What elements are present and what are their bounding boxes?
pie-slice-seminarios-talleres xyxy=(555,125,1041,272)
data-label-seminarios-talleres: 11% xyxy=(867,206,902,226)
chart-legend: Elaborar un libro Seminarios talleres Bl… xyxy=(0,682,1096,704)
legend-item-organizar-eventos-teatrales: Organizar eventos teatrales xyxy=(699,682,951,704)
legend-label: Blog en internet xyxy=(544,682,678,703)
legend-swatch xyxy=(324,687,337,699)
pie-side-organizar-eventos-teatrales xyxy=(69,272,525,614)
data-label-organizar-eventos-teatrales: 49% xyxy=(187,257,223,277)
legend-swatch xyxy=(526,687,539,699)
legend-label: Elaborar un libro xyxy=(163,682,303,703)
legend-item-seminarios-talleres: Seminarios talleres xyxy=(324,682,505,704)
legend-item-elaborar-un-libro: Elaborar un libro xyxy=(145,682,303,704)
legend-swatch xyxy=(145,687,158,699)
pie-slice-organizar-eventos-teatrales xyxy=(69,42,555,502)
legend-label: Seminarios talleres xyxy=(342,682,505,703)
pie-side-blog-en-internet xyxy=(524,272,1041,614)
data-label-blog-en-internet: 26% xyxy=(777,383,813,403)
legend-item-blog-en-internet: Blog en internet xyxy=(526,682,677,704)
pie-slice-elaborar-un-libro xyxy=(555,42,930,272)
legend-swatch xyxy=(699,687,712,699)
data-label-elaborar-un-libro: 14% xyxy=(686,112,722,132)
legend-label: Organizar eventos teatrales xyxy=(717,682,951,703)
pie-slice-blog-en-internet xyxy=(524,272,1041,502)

## [What is expected]
Copy every line of the data above word for word.

## [Response to the exercise]
What elements are present and what are their bounding boxes?
pie-slice-seminarios-talleres xyxy=(555,125,1041,272)
data-label-seminarios-talleres: 11% xyxy=(867,206,902,226)
chart-legend: Elaborar un libro Seminarios talleres Bl… xyxy=(0,682,1096,704)
legend-item-organizar-eventos-teatrales: Organizar eventos teatrales xyxy=(699,682,951,704)
legend-label: Blog en internet xyxy=(544,682,678,703)
legend-swatch xyxy=(324,687,337,699)
pie-side-organizar-eventos-teatrales xyxy=(69,272,525,614)
data-label-organizar-eventos-teatrales: 49% xyxy=(187,257,223,277)
legend-swatch xyxy=(526,687,539,699)
legend-label: Elaborar un libro xyxy=(163,682,303,703)
legend-item-seminarios-talleres: Seminarios talleres xyxy=(324,682,505,704)
legend-item-elaborar-un-libro: Elaborar un libro xyxy=(145,682,303,704)
legend-swatch xyxy=(145,687,158,699)
pie-slice-organizar-eventos-teatrales xyxy=(69,42,555,502)
legend-label: Seminarios talleres xyxy=(342,682,505,703)
pie-side-blog-en-internet xyxy=(524,272,1041,614)
data-label-blog-en-internet: 26% xyxy=(777,383,813,403)
legend-item-blog-en-internet: Blog en internet xyxy=(526,682,677,704)
pie-slice-elaborar-un-libro xyxy=(555,42,930,272)
legend-swatch xyxy=(699,687,712,699)
data-label-elaborar-un-libro: 14% xyxy=(686,112,722,132)
legend-label: Organizar eventos teatrales xyxy=(717,682,951,703)
pie-slice-blog-en-internet xyxy=(524,272,1041,502)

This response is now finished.